● EXERCISE PROMPT
Give back every line of the material below that has the string "wrong".

● DATA SECTION
- - -
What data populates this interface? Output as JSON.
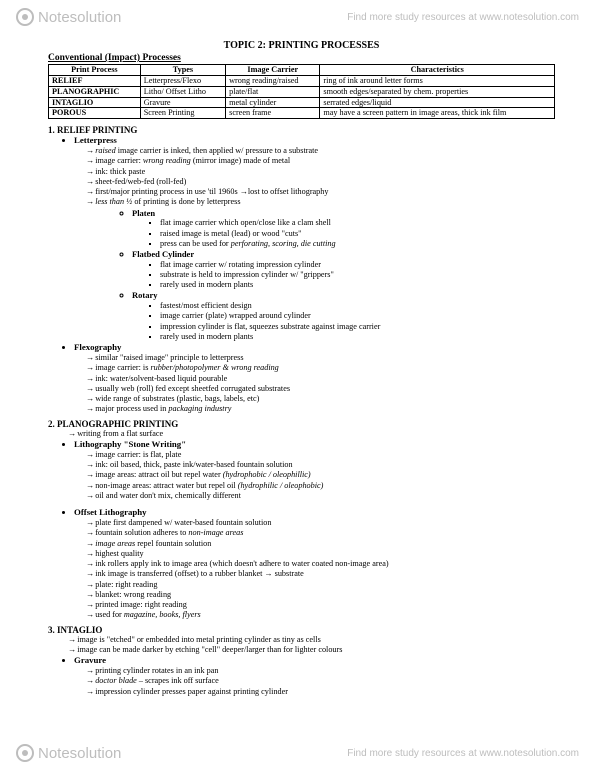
{
  "watermark": {
    "logo_text": "Notesolution",
    "link_text": "Find more study resources at www.notesolution.com"
  },
  "topic_title": "TOPIC 2: PRINTING PROCESSES",
  "table_heading": "Conventional (Impact) Processes",
  "table": {
    "headers": [
      "Print Process",
      "Types",
      "Image Carrier",
      "Characteristics"
    ],
    "rows": [
      [
        "RELIEF",
        "Letterpress/Flexo",
        "wrong reading/raised",
        "ring of ink around letter forms"
      ],
      [
        "PLANOGRAPHIC",
        "Litho/ Offset Litho",
        "plate/flat",
        "smooth edges/separated by chem. properties"
      ],
      [
        "INTAGLIO",
        "Gravure",
        "metal cylinder",
        "serrated edges/liquid"
      ],
      [
        "POROUS",
        "Screen Printing",
        "screen frame",
        "may have a screen pattern in image areas, thick ink film"
      ]
    ]
  },
  "s1": {
    "heading": "1. RELIEF PRINTING",
    "letterpress": "Letterpress",
    "lp_a1": "<i>raised</i> image carrier is inked, then applied w/ pressure to a substrate",
    "lp_a2": "image carrier: <i>wrong reading</i>  (mirror image) made of metal",
    "lp_a3": "ink: thick paste",
    "lp_a4": "sheet-fed/web-fed (roll-fed)",
    "lp_a5": "first/major printing process in use 'til 1960s →lost to offset lithography",
    "lp_a6": "<i>less than ½</i> of printing is done by letterpress",
    "platen": "Platen",
    "pl1": "flat image carrier which open/close like a clam shell",
    "pl2": "raised image is metal (lead) or wood \"cuts\"",
    "pl3": "press can be used for <i>perforating, scoring, die cutting</i>",
    "flatbed": "Flatbed Cylinder",
    "fb1": "flat image carrier w/ rotating impression cylinder",
    "fb2": "substrate is held to impression cylinder w/ \"grippers\"",
    "fb3": "rarely used in modern plants",
    "rotary": "Rotary",
    "ro1": "fastest/most efficient design",
    "ro2": "image carrier (plate) wrapped around cylinder",
    "ro3": "impression cylinder is flat, squeezes substrate against image carrier",
    "ro4": "rarely used in modern plants",
    "flexo": "Flexography",
    "fx1": "similar \"raised image\" principle to letterpress",
    "fx2": "image carrier: is <i>rubber/photopolymer & wrong reading</i>",
    "fx3": "ink: water/solvent-based liquid pourable",
    "fx4": "usually web (roll) fed except sheetfed corrugated substrates",
    "fx5": "wide range of substrates (plastic, bags, labels, etc)",
    "fx6": "major process used in <i>packaging industry</i>"
  },
  "s2": {
    "heading": "2. PLANOGRAPHIC PRINTING",
    "intro": "writing from a flat surface",
    "litho": "Lithography \"Stone Writing\"",
    "li1": "image carrier: is flat, plate",
    "li2": "ink: oil based, thick, paste ink/water-based fountain solution",
    "li3": "image areas: attract oil but repel water <i>(hydrophobic / oleophillic)</i>",
    "li4": "non-image areas: attract water but repel oil <i>(hydrophilic / oleophobic)</i>",
    "li5": "oil and water don't mix, chemically different",
    "offset": "Offset Lithography",
    "of1": "plate first dampened w/ water-based fountain solution",
    "of2": "fountain solution adheres to <i>non-image areas</i>",
    "of3": "<i>image areas</i> repel fountain solution",
    "of4": "highest quality",
    "of5": "ink rollers apply ink to image area (which doesn't adhere to water coated non-image area)",
    "of6": "ink image is transferred (offset) to a rubber blanket → substrate",
    "of7": "plate: right reading",
    "of8": "blanket: wrong reading",
    "of9": "printed image: right reading",
    "of10": "used for <i>magazine, books, flyers</i>"
  },
  "s3": {
    "heading": "3. INTAGLIO",
    "a1": "image is \"etched\" or embedded into metal printing cylinder as tiny as cells",
    "a2": "image can be made darker by etching \"cell\" deeper/larger than for lighter colours",
    "gravure": "Gravure",
    "gv1": "printing cylinder rotates in an ink pan",
    "gv2": "<i>doctor blade</i> – scrapes ink off surface",
    "gv3": "impression cylinder presses paper against printing cylinder"
  }
}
- - -
● YOUR SOLUTION
        "wrong reading/raised",
    "lp_a2": "image carrier: <i>wrong reading</i>  (mirror image) made of metal",
    "fx2": "image carrier: is <i>rubber/photopolymer & wrong reading</i>",
    "of8": "blanket: wrong reading",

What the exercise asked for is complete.